[Stored records]
......

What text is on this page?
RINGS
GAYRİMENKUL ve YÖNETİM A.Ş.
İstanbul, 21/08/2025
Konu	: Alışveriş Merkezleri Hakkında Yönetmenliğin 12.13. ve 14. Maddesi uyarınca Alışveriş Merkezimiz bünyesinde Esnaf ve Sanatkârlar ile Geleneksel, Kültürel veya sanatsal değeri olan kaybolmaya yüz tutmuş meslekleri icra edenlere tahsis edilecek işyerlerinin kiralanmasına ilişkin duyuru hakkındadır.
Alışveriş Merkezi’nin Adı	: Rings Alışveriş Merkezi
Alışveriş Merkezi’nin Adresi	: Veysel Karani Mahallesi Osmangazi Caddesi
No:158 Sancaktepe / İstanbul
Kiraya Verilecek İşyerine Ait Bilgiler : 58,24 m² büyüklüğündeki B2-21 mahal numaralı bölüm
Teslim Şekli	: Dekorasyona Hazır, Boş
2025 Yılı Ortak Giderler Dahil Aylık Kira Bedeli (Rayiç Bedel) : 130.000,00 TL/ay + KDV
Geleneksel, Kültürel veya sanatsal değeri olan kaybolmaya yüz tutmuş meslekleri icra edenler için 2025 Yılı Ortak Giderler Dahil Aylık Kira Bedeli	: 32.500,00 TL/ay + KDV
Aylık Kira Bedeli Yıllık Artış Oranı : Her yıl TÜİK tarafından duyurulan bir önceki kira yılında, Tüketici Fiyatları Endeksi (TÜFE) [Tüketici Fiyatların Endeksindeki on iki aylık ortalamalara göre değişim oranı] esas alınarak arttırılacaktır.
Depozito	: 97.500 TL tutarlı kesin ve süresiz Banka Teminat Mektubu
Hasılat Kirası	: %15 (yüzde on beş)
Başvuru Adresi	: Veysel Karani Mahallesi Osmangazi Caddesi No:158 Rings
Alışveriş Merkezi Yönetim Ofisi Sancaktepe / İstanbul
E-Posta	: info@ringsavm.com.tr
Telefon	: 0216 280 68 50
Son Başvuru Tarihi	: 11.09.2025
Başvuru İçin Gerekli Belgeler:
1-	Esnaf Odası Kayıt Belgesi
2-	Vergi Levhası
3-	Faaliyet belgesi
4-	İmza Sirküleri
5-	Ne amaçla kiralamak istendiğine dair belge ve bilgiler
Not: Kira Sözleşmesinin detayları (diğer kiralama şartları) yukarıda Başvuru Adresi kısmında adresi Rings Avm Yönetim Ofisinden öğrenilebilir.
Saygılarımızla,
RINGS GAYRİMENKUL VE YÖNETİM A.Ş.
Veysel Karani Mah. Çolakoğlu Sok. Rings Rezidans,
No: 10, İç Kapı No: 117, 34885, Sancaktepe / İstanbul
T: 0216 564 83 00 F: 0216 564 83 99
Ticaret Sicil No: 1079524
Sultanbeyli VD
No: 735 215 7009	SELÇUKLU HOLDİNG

......

--- SHORT TASK ---
Exact output of every entry is required.

--- RESPONSE TO THE EXERCISE ---
What text is on this page?
RINGS
GAYRİMENKUL ve YÖNETİM A.Ş.
İstanbul, 21/08/2025
Konu	: Alışveriş Merkezleri Hakkında Yönetmenliğin 12.13. ve 14. Maddesi uyarınca Alışveriş Merkezimiz bünyesinde Esnaf ve Sanatkârlar ile Geleneksel, Kültürel veya sanatsal değeri olan kaybolmaya yüz tutmuş meslekleri icra edenlere tahsis edilecek işyerlerinin kiralanmasına ilişkin duyuru hakkındadır.
Alışveriş Merkezi’nin Adı	: Rings Alışveriş Merkezi
Alışveriş Merkezi’nin Adresi	: Veysel Karani Mahallesi Osmangazi Caddesi
No:158 Sancaktepe / İstanbul
Kiraya Verilecek İşyerine Ait Bilgiler : 58,24 m² büyüklüğündeki B2-21 mahal numaralı bölüm
Teslim Şekli	: Dekorasyona Hazır, Boş
2025 Yılı Ortak Giderler Dahil Aylık Kira Bedeli (Rayiç Bedel) : 130.000,00 TL/ay + KDV
Geleneksel, Kültürel veya sanatsal değeri olan kaybolmaya yüz tutmuş meslekleri icra edenler için 2025 Yılı Ortak Giderler Dahil Aylık Kira Bedeli	: 32.500,00 TL/ay + KDV
Aylık Kira Bedeli Yıllık Artış Oranı : Her yıl TÜİK tarafından duyurulan bir önceki kira yılında, Tüketici Fiyatları Endeksi (TÜFE) [Tüketici Fiyatların Endeksindeki on iki aylık ortalamalara göre değişim oranı] esas alınarak arttırılacaktır.
Depozito	: 97.500 TL tutarlı kesin ve süresiz Banka Teminat Mektubu
Hasılat Kirası	: %15 (yüzde on beş)
Başvuru Adresi	: Veysel Karani Mahallesi Osmangazi Caddesi No:158 Rings
Alışveriş Merkezi Yönetim Ofisi Sancaktepe / İstanbul
E-Posta	: info@ringsavm.com.tr
Telefon	: 0216 280 68 50
Son Başvuru Tarihi	: 11.09.2025
Başvuru İçin Gerekli Belgeler:
1-	Esnaf Odası Kayıt Belgesi
2-	Vergi Levhası
3-	Faaliyet belgesi
4-	İmza Sirküleri
5-	Ne amaçla kiralamak istendiğine dair belge ve bilgiler
Not: Kira Sözleşmesinin detayları (diğer kiralama şartları) yukarıda Başvuru Adresi kısmında adresi Rings Avm Yönetim Ofisinden öğrenilebilir.
Saygılarımızla,
RINGS GAYRİMENKUL VE YÖNETİM A.Ş.
Veysel Karani Mah. Çolakoğlu Sok. Rings Rezidans,
No: 10, İç Kapı No: 117, 34885, Sancaktepe / İstanbul
T: 0216 564 83 00 F: 0216 564 83 99
Ticaret Sicil No: 1079524
Sultanbeyli VD
No: 735 215 7009	SELÇUKLU HOLDİNG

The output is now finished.